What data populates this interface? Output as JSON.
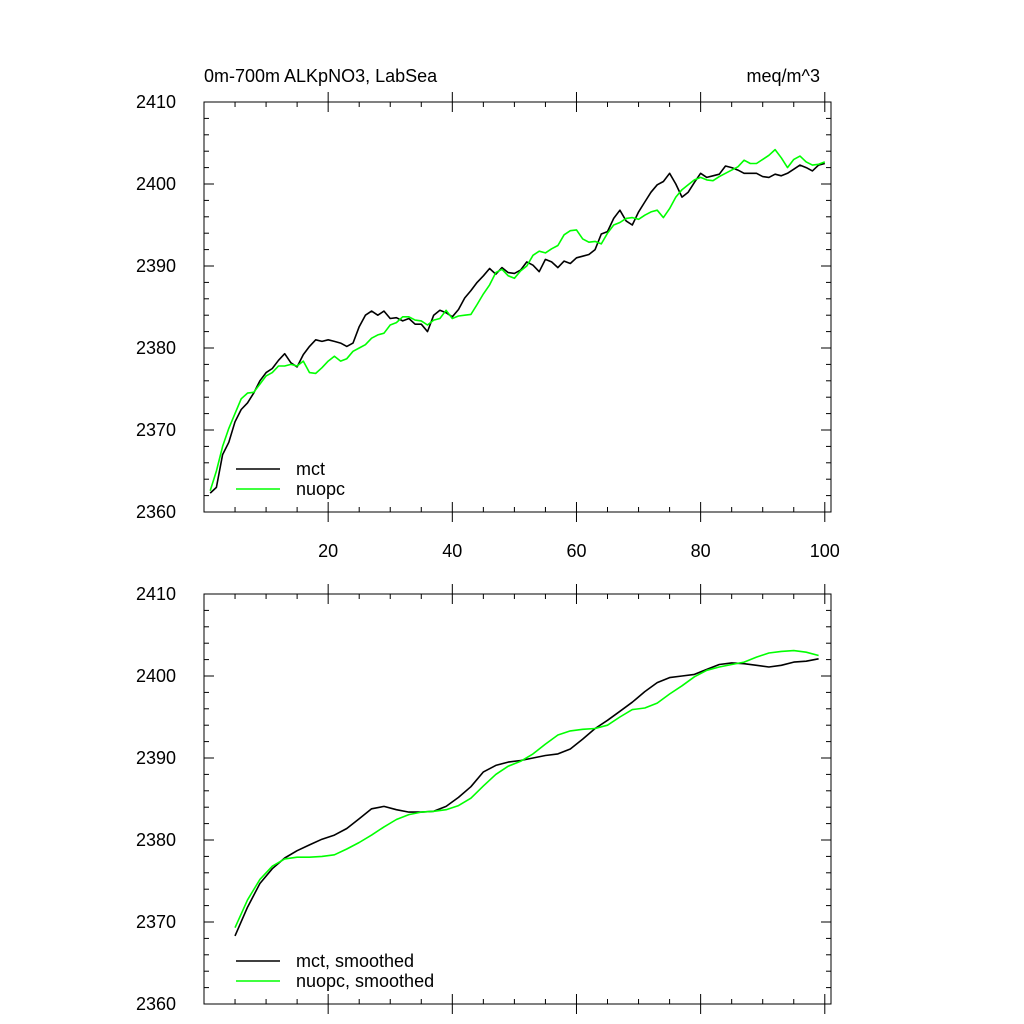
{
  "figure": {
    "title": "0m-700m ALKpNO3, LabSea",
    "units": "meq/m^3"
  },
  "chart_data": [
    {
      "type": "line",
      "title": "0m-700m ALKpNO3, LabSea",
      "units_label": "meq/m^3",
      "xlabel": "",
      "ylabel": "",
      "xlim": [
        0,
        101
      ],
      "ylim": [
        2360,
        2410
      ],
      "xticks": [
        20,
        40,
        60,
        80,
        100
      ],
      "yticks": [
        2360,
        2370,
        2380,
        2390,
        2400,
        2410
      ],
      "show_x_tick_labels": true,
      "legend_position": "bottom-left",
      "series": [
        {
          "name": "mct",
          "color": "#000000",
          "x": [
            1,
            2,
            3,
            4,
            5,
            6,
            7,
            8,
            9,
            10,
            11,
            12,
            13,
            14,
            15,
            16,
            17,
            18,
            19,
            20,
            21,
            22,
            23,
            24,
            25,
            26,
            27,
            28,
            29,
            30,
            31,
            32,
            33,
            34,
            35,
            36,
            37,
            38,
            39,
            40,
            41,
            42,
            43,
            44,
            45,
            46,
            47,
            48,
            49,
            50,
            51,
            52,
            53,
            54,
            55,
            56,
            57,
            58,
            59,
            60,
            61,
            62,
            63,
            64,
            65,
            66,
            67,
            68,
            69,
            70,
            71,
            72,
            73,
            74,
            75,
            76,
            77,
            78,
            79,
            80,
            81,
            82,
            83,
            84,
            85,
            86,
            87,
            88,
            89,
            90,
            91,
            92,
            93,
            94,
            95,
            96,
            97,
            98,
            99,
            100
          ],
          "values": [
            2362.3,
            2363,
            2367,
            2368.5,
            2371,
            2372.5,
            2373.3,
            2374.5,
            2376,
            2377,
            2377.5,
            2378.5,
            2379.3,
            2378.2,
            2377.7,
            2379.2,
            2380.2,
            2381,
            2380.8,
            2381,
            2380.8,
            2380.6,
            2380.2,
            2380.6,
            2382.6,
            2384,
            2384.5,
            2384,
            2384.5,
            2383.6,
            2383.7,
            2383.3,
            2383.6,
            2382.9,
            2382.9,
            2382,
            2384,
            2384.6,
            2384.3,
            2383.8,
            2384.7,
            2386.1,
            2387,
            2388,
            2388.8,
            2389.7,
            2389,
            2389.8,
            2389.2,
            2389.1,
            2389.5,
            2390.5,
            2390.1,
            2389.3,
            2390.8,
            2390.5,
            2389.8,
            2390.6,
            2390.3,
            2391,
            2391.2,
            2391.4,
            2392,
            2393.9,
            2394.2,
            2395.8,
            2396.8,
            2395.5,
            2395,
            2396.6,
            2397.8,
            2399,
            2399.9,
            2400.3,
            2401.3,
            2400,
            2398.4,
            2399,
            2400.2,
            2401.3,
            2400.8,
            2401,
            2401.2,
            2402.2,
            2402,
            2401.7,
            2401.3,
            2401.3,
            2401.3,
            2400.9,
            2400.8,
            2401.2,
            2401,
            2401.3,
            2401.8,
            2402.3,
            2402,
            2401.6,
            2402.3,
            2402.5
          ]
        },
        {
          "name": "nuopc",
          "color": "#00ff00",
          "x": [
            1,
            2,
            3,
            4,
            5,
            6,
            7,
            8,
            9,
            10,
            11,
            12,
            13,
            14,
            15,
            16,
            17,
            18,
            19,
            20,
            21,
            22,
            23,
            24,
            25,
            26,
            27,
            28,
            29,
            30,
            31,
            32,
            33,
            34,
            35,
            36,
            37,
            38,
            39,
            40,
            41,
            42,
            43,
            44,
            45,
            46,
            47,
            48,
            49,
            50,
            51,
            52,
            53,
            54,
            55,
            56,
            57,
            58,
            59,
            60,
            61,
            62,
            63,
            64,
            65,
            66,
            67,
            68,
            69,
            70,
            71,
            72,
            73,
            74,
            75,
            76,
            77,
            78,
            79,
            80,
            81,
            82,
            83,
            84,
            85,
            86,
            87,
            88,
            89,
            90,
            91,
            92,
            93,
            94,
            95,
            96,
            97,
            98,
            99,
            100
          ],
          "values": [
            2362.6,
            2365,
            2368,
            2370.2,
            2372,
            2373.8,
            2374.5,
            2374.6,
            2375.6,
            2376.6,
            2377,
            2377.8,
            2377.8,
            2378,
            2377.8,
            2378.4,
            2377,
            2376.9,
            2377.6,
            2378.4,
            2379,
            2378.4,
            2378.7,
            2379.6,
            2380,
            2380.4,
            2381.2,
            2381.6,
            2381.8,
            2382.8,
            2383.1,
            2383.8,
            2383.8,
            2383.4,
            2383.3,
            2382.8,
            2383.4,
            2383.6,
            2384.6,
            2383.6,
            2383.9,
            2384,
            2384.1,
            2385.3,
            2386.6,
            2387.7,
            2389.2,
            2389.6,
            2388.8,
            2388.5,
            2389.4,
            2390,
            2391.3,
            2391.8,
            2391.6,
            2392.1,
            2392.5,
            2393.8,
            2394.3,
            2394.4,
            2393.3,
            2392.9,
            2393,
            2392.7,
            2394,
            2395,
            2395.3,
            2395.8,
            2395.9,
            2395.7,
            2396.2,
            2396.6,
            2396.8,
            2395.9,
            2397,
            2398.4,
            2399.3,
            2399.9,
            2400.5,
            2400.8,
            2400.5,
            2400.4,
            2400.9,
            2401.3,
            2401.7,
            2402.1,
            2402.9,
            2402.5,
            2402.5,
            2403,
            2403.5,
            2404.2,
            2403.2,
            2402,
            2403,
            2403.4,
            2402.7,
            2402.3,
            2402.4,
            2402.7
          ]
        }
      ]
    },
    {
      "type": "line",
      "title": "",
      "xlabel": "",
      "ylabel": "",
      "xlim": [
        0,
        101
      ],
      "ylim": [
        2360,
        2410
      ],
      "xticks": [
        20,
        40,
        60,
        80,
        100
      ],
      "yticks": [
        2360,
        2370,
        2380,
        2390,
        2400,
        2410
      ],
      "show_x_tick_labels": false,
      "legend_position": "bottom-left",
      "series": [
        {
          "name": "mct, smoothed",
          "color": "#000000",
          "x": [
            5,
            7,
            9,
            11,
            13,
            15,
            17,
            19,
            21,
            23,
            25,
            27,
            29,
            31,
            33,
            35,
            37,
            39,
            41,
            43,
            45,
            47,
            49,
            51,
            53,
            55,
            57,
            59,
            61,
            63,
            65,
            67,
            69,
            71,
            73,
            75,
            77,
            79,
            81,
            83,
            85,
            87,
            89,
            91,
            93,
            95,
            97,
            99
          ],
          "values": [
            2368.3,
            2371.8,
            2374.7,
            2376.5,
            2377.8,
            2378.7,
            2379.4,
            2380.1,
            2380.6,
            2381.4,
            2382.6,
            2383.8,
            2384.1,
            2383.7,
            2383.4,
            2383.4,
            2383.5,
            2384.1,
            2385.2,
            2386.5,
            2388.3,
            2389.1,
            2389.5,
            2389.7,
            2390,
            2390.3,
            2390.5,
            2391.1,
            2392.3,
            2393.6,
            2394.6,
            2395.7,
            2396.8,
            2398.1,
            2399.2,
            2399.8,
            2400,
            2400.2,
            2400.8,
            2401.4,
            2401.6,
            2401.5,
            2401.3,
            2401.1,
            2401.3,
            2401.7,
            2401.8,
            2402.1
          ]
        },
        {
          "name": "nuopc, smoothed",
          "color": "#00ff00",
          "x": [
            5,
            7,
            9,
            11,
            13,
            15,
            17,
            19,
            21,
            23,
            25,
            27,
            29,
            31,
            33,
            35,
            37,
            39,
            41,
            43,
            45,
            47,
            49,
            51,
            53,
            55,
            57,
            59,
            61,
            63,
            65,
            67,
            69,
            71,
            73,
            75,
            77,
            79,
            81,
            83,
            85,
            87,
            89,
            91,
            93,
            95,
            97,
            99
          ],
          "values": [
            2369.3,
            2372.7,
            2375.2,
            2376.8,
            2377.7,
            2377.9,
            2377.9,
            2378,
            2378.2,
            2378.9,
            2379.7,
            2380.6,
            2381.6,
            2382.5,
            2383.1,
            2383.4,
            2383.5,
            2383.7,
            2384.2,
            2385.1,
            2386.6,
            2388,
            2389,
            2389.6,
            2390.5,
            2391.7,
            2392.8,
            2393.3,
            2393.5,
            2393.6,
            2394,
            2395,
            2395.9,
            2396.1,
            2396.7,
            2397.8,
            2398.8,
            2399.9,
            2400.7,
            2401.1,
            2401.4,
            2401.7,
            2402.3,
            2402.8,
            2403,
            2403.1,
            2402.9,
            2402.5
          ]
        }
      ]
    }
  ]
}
===
» **Written exercise**
Of the lines in this material, state how many hold the string "LabSea". Write no other words.

» **Final result**
2